* **TEXTO PARA LEITURA**
□ □ □ □ □

Há quase uma década, um dos presentes comprados todos os anos por Lucineide Damasceno, 50, fica sob a árvore de Natal depois do dia 25 de dezembro. É o de seu filho, Felipe Damasceno, desaparecido em 2008 aos 17 anos. Desde então, a trajetória do menino assumiu o pretérito imperfeito como tempo verbal oficial. Na vida da mãe que espera, entretanto, resistir é conjugar o tempo presente. “Eu tenho três filhos, não tinha”, corrige Lucineide a quem ousar colocar sua maternidade no passado.

□ □ □ □ □

* **TRECHO DA FONTE**
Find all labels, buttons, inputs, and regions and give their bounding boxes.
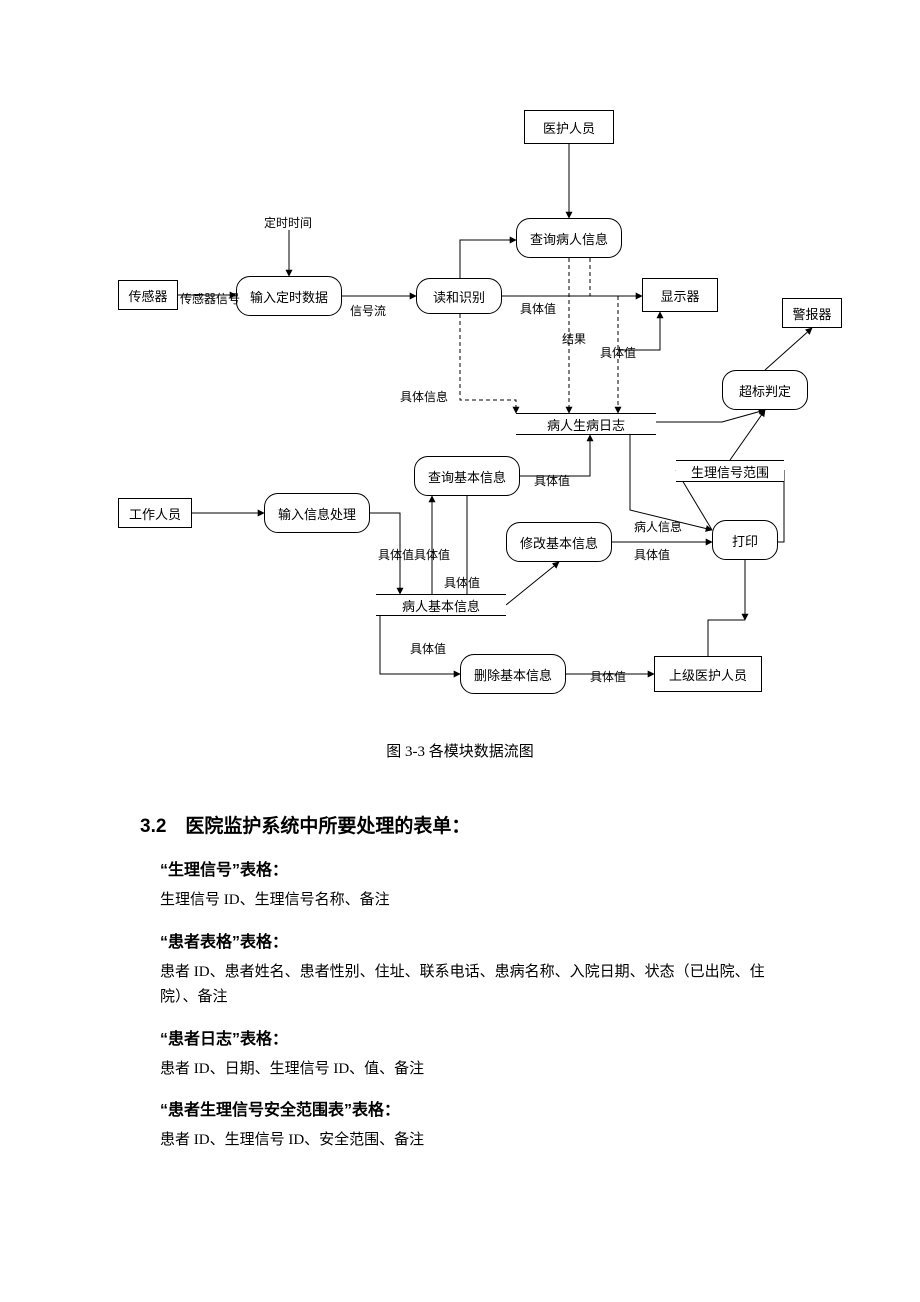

□ □ □ □ □

* **CONJUNTO DE EXERCÍCIOS**
- 1) No texto sobre o filho desaparecido, em que ano Felipe Damasceno desapareceu e com que idade?
- 2) Prossiga o texto sobre a mãe que espera o filho desaparecido a partir da última frase apresentada.
Este material é independente e não faz parte do texto.

* **LISTA DE RESPOSTAS**
- 1) Felipe Damasceno desapareceu em 2008, aos 17 anos.

- 2)
Felipe é um dos 693.076 boletins de ocorrência registrados por desaparecimento no Brasil de 2007 a 2016, segundo dados inéditos compilados pelo Fórum Brasileiro de Segurança Pública em estudo feito a pedido do Comitê internacional da Cruz Vermelha. Em média, 190 pessoas desapareceram por dia nos últimos dez anos, oito por hora. É a primeira vez que dados de desaparecimento estão presentes no anuário de violência do Fórum. Só no ano passado, 71.796 desaparecimentos foram registrados.
Em números absolutos, São Paulo lidera as estatísticas, com 211.965 registros de desaparecimentos de 2007 a 2016, seguido por Rio Grande do Sul, com 75.214, e Minas Gerais, com 52.217. Acre, Amazonas, Amapá, Bahia, Ceará, Goiás, Mato Grosso, Minas Gerais, Pará, Paraíba, Paraná e Roraima não passaram os dados completos de todos os últimos dez anos.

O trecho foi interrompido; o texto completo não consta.